• [TASK PROMPT]:
Quote every line below exactly and skip any picture.
── LISTED RECORDS
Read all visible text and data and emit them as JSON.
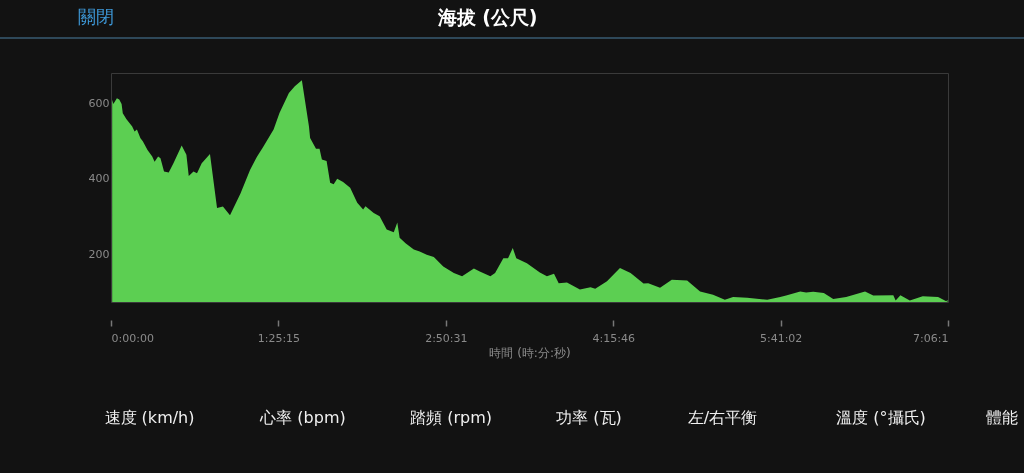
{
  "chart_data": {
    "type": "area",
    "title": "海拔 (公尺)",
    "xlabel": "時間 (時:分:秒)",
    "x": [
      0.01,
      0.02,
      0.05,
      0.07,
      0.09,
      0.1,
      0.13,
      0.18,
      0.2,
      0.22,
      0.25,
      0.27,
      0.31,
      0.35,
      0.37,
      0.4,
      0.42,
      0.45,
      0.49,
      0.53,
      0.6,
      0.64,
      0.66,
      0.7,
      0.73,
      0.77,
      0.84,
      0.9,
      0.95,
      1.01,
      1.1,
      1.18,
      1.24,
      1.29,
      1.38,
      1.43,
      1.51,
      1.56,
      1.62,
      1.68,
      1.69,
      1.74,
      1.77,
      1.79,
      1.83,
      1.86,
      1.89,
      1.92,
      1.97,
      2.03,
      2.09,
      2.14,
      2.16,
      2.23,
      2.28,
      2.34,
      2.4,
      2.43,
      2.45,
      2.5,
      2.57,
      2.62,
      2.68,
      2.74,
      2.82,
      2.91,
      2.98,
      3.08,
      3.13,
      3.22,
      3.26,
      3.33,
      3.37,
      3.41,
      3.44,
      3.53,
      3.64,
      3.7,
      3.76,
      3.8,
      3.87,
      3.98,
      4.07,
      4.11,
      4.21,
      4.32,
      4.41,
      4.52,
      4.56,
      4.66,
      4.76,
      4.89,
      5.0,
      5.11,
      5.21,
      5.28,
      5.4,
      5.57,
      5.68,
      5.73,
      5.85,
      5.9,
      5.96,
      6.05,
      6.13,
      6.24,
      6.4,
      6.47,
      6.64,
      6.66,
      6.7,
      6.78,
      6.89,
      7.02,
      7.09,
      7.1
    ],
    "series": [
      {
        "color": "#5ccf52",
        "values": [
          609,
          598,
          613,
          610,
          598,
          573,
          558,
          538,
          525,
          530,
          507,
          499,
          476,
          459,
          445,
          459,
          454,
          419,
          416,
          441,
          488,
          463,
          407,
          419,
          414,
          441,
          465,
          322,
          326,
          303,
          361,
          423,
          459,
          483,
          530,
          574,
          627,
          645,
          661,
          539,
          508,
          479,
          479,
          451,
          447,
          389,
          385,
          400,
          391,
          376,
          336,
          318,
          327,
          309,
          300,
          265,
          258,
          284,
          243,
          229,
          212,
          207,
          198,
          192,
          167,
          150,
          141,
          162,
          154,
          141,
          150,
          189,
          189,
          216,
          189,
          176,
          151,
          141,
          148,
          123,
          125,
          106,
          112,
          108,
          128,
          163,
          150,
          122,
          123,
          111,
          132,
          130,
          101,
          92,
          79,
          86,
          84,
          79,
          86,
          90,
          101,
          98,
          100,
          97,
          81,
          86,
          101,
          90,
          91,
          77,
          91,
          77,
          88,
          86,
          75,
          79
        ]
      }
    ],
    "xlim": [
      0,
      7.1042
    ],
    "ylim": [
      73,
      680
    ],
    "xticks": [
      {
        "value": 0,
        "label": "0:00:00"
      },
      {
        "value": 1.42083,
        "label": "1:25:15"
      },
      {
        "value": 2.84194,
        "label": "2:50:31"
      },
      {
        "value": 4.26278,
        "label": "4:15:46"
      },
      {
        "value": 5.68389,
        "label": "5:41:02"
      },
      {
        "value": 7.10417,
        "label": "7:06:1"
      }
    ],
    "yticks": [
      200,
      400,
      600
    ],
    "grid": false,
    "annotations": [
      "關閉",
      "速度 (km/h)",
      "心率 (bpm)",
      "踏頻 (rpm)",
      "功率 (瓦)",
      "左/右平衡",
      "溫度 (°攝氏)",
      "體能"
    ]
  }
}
────
• [FINAL RESULT]:
Read all visible text and data and emit them as JSON.
{
  "chart_data": {
    "type": "area",
    "title": "海拔 (公尺)",
    "xlabel": "時間 (時:分:秒)",
    "x": [
      0.01,
      0.02,
      0.05,
      0.07,
      0.09,
      0.1,
      0.13,
      0.18,
      0.2,
      0.22,
      0.25,
      0.27,
      0.31,
      0.35,
      0.37,
      0.4,
      0.42,
      0.45,
      0.49,
      0.53,
      0.6,
      0.64,
      0.66,
      0.7,
      0.73,
      0.77,
      0.84,
      0.9,
      0.95,
      1.01,
      1.1,
      1.18,
      1.24,
      1.29,
      1.38,
      1.43,
      1.51,
      1.56,
      1.62,
      1.68,
      1.69,
      1.74,
      1.77,
      1.79,
      1.83,
      1.86,
      1.89,
      1.92,
      1.97,
      2.03,
      2.09,
      2.14,
      2.16,
      2.23,
      2.28,
      2.34,
      2.4,
      2.43,
      2.45,
      2.5,
      2.57,
      2.62,
      2.68,
      2.74,
      2.82,
      2.91,
      2.98,
      3.08,
      3.13,
      3.22,
      3.26,
      3.33,
      3.37,
      3.41,
      3.44,
      3.53,
      3.64,
      3.7,
      3.76,
      3.8,
      3.87,
      3.98,
      4.07,
      4.11,
      4.21,
      4.32,
      4.41,
      4.52,
      4.56,
      4.66,
      4.76,
      4.89,
      5.0,
      5.11,
      5.21,
      5.28,
      5.4,
      5.57,
      5.68,
      5.73,
      5.85,
      5.9,
      5.96,
      6.05,
      6.13,
      6.24,
      6.4,
      6.47,
      6.64,
      6.66,
      6.7,
      6.78,
      6.89,
      7.02,
      7.09,
      7.1
    ],
    "series": [
      {
        "color": "#5ccf52",
        "values": [
          609,
          598,
          613,
          610,
          598,
          573,
          558,
          538,
          525,
          530,
          507,
          499,
          476,
          459,
          445,
          459,
          454,
          419,
          416,
          441,
          488,
          463,
          407,
          419,
          414,
          441,
          465,
          322,
          326,
          303,
          361,
          423,
          459,
          483,
          530,
          574,
          627,
          645,
          661,
          539,
          508,
          479,
          479,
          451,
          447,
          389,
          385,
          400,
          391,
          376,
          336,
          318,
          327,
          309,
          300,
          265,
          258,
          284,
          243,
          229,
          212,
          207,
          198,
          192,
          167,
          150,
          141,
          162,
          154,
          141,
          150,
          189,
          189,
          216,
          189,
          176,
          151,
          141,
          148,
          123,
          125,
          106,
          112,
          108,
          128,
          163,
          150,
          122,
          123,
          111,
          132,
          130,
          101,
          92,
          79,
          86,
          84,
          79,
          86,
          90,
          101,
          98,
          100,
          97,
          81,
          86,
          101,
          90,
          91,
          77,
          91,
          77,
          88,
          86,
          75,
          79
        ]
      }
    ],
    "xlim": [
      0,
      7.1042
    ],
    "ylim": [
      73,
      680
    ],
    "xticks": [
      {
        "value": 0,
        "label": "0:00:00"
      },
      {
        "value": 1.42083,
        "label": "1:25:15"
      },
      {
        "value": 2.84194,
        "label": "2:50:31"
      },
      {
        "value": 4.26278,
        "label": "4:15:46"
      },
      {
        "value": 5.68389,
        "label": "5:41:02"
      },
      {
        "value": 7.10417,
        "label": "7:06:1"
      }
    ],
    "yticks": [
      200,
      400,
      600
    ],
    "grid": false,
    "annotations": [
      "關閉",
      "速度 (km/h)",
      "心率 (bpm)",
      "踏頻 (rpm)",
      "功率 (瓦)",
      "左/右平衡",
      "溫度 (°攝氏)",
      "體能"
    ]
  }
}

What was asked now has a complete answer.